TEXT BLOCK
His surname is derived from an incident in which, according to the Babylonian Talmud, his prayer for rain was miraculously answered. On one occasion, when God did not send rain well into the winter (in Israel, it rains mainly in the winter), Honi drew a circle in the dust, stood inside it, and informed God that he would not move until it rained. When it began to drizzle, Honi told God that he was not satisfied and expected more rain; it then began to pour. He explained that he wanted a calm rain, at which point the rain calmed to a normal rain.

He was almost put into herem (excommunication) for the above incident in which he showed "dishonor" to God, as if he had imposed himself upon God. However, Simeon ben Shetach, the brother of Salome Alexandra, queen regnant of Hasmonean Judah, excused him, saying that Honi had a special relationship with God.

Two variations of this story appear in the Talmud, in Taanit 19a and 23a.

== Extended sleep story ==

Two variations of a story are recorded—in the Babylonian and Jerusalem Talmuds—in which Honi fell asleep for decades before awakening. The story provides a Jewish version on the theme of a person or persons (as the Seven Sleepers) sleeping for many decades and waking to find a changed world—a theme originating in the story of Epimenides—found in many divergent cultures and traditions, and in modern times associated especially with the Rip Van Winkle story.

===In the Babylonian Talmud (Carob tree story)===
The Babylonian Talmud tells the following story, in which Honi slept for 70 years, before awaking and then dying:

Rabbi Yohanan said: "This righteous man Honi was troubled throughout the whole of his life concerning the meaning of the verse, 'A Song of Ascents: When the Lord brought back those that returned to Zion, we were like dreamers' (Psalms 126:1). [Honi asked] Is it possible for seventy years to be like a dream? How could anyone sleep for seventy years?"

TASKS
A. In the passage about Honi, who excused Honi when he was almost put into herem?
B. Write out the passage about Honi from "His surname is" up to and including "relationship with God.".
The records have no connection to the passage about Honi.

(Document understanding data)

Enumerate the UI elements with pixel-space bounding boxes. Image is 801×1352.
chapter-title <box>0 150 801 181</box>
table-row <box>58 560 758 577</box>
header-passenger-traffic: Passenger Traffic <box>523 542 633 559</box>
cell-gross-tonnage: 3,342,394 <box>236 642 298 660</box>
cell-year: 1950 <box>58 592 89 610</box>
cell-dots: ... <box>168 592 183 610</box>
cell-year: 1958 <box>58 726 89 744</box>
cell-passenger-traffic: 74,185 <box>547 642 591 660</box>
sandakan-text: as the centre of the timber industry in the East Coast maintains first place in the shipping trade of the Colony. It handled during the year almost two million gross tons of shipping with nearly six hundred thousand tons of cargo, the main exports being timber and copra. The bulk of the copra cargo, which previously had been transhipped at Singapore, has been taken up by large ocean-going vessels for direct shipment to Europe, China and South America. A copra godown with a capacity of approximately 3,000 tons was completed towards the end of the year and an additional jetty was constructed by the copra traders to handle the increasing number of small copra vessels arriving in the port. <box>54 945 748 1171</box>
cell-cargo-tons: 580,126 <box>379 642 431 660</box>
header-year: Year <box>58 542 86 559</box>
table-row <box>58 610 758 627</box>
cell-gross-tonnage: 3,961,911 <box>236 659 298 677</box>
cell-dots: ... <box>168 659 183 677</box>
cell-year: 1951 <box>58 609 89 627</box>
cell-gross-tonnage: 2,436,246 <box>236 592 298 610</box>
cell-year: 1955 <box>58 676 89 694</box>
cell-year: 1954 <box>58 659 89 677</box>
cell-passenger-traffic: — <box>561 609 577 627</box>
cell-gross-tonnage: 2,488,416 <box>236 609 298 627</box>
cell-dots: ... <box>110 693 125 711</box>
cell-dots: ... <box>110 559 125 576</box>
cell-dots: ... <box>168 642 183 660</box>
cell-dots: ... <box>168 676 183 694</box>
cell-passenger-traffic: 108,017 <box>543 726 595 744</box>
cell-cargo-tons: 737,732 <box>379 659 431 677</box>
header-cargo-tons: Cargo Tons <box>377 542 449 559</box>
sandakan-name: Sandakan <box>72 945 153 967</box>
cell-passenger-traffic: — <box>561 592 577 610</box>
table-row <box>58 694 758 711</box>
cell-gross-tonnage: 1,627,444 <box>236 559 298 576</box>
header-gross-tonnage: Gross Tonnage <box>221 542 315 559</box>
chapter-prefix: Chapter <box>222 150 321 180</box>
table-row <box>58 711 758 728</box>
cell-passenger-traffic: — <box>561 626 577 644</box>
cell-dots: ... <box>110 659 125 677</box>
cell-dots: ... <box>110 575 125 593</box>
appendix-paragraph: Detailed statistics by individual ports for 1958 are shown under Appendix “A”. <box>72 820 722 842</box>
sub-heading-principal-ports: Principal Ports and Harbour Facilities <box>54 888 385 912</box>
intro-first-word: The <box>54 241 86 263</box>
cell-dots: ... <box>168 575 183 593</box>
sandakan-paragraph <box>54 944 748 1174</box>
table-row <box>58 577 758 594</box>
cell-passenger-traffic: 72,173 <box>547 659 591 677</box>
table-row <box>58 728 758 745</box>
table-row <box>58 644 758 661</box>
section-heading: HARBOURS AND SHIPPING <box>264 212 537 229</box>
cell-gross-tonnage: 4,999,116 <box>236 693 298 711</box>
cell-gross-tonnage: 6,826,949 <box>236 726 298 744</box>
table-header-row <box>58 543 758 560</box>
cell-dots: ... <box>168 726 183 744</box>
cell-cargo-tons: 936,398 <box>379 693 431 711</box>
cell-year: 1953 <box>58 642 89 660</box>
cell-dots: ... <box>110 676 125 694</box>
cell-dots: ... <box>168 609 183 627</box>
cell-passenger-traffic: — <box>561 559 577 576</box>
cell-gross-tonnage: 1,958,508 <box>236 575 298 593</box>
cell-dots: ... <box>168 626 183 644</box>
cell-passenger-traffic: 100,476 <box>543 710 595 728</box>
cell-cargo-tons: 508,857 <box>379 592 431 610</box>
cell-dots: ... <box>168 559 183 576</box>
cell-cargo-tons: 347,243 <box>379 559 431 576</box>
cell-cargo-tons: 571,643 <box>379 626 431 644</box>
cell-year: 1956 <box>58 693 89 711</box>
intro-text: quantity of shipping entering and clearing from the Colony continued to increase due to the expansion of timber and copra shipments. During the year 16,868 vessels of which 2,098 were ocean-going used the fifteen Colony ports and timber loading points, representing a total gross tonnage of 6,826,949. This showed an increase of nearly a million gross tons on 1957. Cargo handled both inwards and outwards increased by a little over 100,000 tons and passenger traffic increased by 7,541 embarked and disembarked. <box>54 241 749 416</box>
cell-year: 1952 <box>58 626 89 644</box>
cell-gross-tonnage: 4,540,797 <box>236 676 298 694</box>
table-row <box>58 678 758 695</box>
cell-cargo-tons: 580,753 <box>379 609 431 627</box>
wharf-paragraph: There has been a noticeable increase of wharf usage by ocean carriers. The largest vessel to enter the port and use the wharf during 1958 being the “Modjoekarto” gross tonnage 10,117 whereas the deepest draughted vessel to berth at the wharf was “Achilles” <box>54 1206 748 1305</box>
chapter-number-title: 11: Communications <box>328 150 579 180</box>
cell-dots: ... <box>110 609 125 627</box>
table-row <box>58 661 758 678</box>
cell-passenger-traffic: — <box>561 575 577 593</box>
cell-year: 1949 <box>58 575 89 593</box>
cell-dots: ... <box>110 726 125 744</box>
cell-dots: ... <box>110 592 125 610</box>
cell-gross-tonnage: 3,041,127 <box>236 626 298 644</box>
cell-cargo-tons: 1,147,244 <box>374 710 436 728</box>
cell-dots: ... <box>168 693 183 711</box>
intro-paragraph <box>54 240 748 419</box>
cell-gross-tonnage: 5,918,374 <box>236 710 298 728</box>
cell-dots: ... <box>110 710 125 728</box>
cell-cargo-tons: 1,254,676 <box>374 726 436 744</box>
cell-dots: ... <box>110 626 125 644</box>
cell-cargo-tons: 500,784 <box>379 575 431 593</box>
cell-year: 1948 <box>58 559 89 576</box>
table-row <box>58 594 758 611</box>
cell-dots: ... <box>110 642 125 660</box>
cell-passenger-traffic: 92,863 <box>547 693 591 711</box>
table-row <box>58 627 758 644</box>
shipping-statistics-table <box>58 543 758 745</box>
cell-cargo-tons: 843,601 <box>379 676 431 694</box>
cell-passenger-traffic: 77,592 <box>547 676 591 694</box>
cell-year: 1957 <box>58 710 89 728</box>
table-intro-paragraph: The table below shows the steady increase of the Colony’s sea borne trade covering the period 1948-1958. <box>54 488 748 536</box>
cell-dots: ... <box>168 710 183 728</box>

ANSWERS TO THE EXERCISES
A. Simeon ben Shetach, the brother of Salome Alexandra, excused him.

B.
His surname is derived from an incident in which, according to the Babylonian Talmud, his prayer for rain was miraculously answered. On one occasion, when God did not send rain well into the winter (in Israel, it rains mainly in the winter), Honi drew a circle in the dust, stood inside it, and informed God that he would not move until it rained. When it began to drizzle, Honi told God that he was not satisfied and expected more rain; it then began to pour. He explained that he wanted a calm rain, at which point the rain calmed to a normal rain.

He was almost put into herem (excommunication) for the above incident in which he showed "dishonor" to God, as if he had imposed himself upon God. However, Simeon ben Shetach, the brother of Salome Alexandra, queen regnant of Hasmonean Judah, excused him, saying that Honi had a special relationship with God.